* **THE REQUEST**: Go through the listing and copy every line word for word.

* **INPUT**:

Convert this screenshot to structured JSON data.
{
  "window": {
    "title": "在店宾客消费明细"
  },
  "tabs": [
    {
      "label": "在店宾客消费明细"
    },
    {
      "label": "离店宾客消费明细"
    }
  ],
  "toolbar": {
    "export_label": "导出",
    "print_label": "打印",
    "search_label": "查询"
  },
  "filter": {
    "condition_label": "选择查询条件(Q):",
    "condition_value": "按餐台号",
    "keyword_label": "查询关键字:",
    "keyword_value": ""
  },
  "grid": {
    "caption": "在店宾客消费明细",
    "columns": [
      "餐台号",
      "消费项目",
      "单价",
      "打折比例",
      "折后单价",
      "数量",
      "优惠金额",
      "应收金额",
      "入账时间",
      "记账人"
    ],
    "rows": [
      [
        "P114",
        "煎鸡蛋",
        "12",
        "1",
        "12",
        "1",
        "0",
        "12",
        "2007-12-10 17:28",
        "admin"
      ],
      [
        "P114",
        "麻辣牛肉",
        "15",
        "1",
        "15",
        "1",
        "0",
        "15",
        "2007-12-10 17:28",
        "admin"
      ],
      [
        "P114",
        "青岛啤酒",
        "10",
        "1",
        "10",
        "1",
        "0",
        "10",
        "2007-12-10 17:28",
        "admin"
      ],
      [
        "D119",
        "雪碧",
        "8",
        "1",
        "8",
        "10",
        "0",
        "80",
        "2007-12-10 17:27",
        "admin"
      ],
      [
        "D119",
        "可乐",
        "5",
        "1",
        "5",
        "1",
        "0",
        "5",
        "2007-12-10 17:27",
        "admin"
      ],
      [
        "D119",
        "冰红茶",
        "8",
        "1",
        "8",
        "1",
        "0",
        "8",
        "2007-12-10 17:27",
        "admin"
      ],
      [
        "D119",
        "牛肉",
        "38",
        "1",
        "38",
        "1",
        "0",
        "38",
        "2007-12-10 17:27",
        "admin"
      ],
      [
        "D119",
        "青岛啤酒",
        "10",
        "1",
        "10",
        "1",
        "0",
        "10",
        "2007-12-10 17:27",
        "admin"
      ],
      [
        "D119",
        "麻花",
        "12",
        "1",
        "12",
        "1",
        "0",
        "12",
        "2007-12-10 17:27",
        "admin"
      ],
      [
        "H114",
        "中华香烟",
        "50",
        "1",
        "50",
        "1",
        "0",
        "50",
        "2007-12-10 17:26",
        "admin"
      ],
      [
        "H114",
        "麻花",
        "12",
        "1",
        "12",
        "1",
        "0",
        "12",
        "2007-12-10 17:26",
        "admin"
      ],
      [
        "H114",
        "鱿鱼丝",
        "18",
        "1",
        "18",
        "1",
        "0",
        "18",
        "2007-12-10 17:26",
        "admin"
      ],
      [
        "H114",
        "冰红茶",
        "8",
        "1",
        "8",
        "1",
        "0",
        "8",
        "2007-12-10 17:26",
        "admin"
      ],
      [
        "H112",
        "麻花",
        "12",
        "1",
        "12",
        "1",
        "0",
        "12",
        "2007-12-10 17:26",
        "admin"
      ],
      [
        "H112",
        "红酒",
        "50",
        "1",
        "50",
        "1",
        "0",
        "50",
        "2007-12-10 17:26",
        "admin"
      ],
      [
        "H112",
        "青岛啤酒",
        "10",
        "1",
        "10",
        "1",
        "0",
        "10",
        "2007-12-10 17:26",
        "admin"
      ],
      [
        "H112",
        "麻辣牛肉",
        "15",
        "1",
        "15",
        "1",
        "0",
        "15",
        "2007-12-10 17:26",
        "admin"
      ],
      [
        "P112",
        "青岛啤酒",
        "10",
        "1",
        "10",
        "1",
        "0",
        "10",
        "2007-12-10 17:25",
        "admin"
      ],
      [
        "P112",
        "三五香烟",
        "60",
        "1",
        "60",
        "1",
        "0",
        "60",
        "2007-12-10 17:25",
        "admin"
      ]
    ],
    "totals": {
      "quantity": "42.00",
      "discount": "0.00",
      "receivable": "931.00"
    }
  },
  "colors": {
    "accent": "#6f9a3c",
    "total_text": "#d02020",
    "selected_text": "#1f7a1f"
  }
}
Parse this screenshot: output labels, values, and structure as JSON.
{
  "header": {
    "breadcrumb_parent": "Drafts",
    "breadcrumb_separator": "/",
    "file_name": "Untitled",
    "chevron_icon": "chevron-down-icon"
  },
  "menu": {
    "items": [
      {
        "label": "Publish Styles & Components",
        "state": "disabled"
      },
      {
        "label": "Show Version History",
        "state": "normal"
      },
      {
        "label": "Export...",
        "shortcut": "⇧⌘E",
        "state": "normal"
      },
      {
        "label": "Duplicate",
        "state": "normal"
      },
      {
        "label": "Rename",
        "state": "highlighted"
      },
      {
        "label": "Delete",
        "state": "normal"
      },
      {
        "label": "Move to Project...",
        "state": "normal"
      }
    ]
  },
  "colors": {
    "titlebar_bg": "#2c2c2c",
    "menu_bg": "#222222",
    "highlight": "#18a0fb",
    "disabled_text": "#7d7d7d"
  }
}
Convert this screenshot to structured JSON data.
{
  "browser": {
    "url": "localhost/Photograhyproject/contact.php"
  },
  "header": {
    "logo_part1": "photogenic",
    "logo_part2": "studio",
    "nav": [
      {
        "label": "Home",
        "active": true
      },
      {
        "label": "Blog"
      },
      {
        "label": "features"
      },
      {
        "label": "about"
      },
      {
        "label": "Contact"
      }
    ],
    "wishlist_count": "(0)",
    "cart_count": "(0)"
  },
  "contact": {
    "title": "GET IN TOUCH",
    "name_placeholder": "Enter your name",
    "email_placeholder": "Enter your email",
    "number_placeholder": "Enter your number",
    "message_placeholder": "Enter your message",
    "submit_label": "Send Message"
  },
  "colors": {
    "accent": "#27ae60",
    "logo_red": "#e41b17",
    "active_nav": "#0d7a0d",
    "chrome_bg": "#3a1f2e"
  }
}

* **SOLUTION FOR THIS TASK**:
Convert this screenshot to structured JSON data.
{
  "window": {
    "title": "在店宾客消费明细"
  },
  "tabs": [
    {
      "label": "在店宾客消费明细"
    },
    {
      "label": "离店宾客消费明细"
    }
  ],
  "toolbar": {
    "export_label": "导出",
    "print_label": "打印",
    "search_label": "查询"
  },
  "filter": {
    "condition_label": "选择查询条件(Q):",
    "condition_value": "按餐台号",
    "keyword_label": "查询关键字:",
    "keyword_value": ""
  },
  "grid": {
    "caption": "在店宾客消费明细",
    "columns": [
      "餐台号",
      "消费项目",
      "单价",
      "打折比例",
      "折后单价",
      "数量",
      "优惠金额",
      "应收金额",
      "入账时间",
      "记账人"
    ],
    "rows": [
      [
        "P114",
        "煎鸡蛋",
        "12",
        "1",
        "12",
        "1",
        "0",
        "12",
        "2007-12-10 17:28",
        "admin"
      ],
      [
        "P114",
        "麻辣牛肉",
        "15",
        "1",
        "15",
        "1",
        "0",
        "15",
        "2007-12-10 17:28",
        "admin"
      ],
      [
        "P114",
        "青岛啤酒",
        "10",
        "1",
        "10",
        "1",
        "0",
        "10",
        "2007-12-10 17:28",
        "admin"
      ],
      [
        "D119",
        "雪碧",
        "8",
        "1",
        "8",
        "10",
        "0",
        "80",
        "2007-12-10 17:27",
        "admin"
      ],
      [
        "D119",
        "可乐",
        "5",
        "1",
        "5",
        "1",
        "0",
        "5",
        "2007-12-10 17:27",
        "admin"
      ],
      [
        "D119",
        "冰红茶",
        "8",
        "1",
        "8",
        "1",
        "0",
        "8",
        "2007-12-10 17:27",
        "admin"
      ],
      [
        "D119",
        "牛肉",
        "38",
        "1",
        "38",
        "1",
        "0",
        "38",
        "2007-12-10 17:27",
        "admin"
      ],
      [
        "D119",
        "青岛啤酒",
        "10",
        "1",
        "10",
        "1",
        "0",
        "10",
        "2007-12-10 17:27",
        "admin"
      ],
      [
        "D119",
        "麻花",
        "12",
        "1",
        "12",
        "1",
        "0",
        "12",
        "2007-12-10 17:27",
        "admin"
      ],
      [
        "H114",
        "中华香烟",
        "50",
        "1",
        "50",
        "1",
        "0",
        "50",
        "2007-12-10 17:26",
        "admin"
      ],
      [
        "H114",
        "麻花",
        "12",
        "1",
        "12",
        "1",
        "0",
        "12",
        "2007-12-10 17:26",
        "admin"
      ],
      [
        "H114",
        "鱿鱼丝",
        "18",
        "1",
        "18",
        "1",
        "0",
        "18",
        "2007-12-10 17:26",
        "admin"
      ],
      [
        "H114",
        "冰红茶",
        "8",
        "1",
        "8",
        "1",
        "0",
        "8",
        "2007-12-10 17:26",
        "admin"
      ],
      [
        "H112",
        "麻花",
        "12",
        "1",
        "12",
        "1",
        "0",
        "12",
        "2007-12-10 17:26",
        "admin"
      ],
      [
        "H112",
        "红酒",
        "50",
        "1",
        "50",
        "1",
        "0",
        "50",
        "2007-12-10 17:26",
        "admin"
      ],
      [
        "H112",
        "青岛啤酒",
        "10",
        "1",
        "10",
        "1",
        "0",
        "10",
        "2007-12-10 17:26",
        "admin"
      ],
      [
        "H112",
        "麻辣牛肉",
        "15",
        "1",
        "15",
        "1",
        "0",
        "15",
        "2007-12-10 17:26",
        "admin"
      ],
      [
        "P112",
        "青岛啤酒",
        "10",
        "1",
        "10",
        "1",
        "0",
        "10",
        "2007-12-10 17:25",
        "admin"
      ],
      [
        "P112",
        "三五香烟",
        "60",
        "1",
        "60",
        "1",
        "0",
        "60",
        "2007-12-10 17:25",
        "admin"
      ]
    ],
    "totals": {
      "quantity": "42.00",
      "discount": "0.00",
      "receivable": "931.00"
    }
  },
  "colors": {
    "accent": "#6f9a3c",
    "total_text": "#d02020",
    "selected_text": "#1f7a1f"
  }
}
Parse this screenshot: output labels, values, and structure as JSON.
{
  "header": {
    "breadcrumb_parent": "Drafts",
    "breadcrumb_separator": "/",
    "file_name": "Untitled",
    "chevron_icon": "chevron-down-icon"
  },
  "menu": {
    "items": [
      {
        "label": "Publish Styles & Components",
        "state": "disabled"
      },
      {
        "label": "Show Version History",
        "state": "normal"
      },
      {
        "label": "Export...",
        "shortcut": "⇧⌘E",
        "state": "normal"
      },
      {
        "label": "Duplicate",
        "state": "normal"
      },
      {
        "label": "Rename",
        "state": "highlighted"
      },
      {
        "label": "Delete",
        "state": "normal"
      },
      {
        "label": "Move to Project...",
        "state": "normal"
      }
    ]
  },
  "colors": {
    "titlebar_bg": "#2c2c2c",
    "menu_bg": "#222222",
    "highlight": "#18a0fb",
    "disabled_text": "#7d7d7d"
  }
}
Convert this screenshot to structured JSON data.
{
  "browser": {
    "url": "localhost/Photograhyproject/contact.php"
  },
  "header": {
    "logo_part1": "photogenic",
    "logo_part2": "studio",
    "nav": [
      {
        "label": "Home",
        "active": true
      },
      {
        "label": "Blog"
      },
      {
        "label": "features"
      },
      {
        "label": "about"
      },
      {
        "label": "Contact"
      }
    ],
    "wishlist_count": "(0)",
    "cart_count": "(0)"
  },
  "contact": {
    "title": "GET IN TOUCH",
    "name_placeholder": "Enter your name",
    "email_placeholder": "Enter your email",
    "number_placeholder": "Enter your number",
    "message_placeholder": "Enter your message",
    "submit_label": "Send Message"
  },
  "colors": {
    "accent": "#27ae60",
    "logo_red": "#e41b17",
    "active_nav": "#0d7a0d",
    "chrome_bg": "#3a1f2e"
  }
}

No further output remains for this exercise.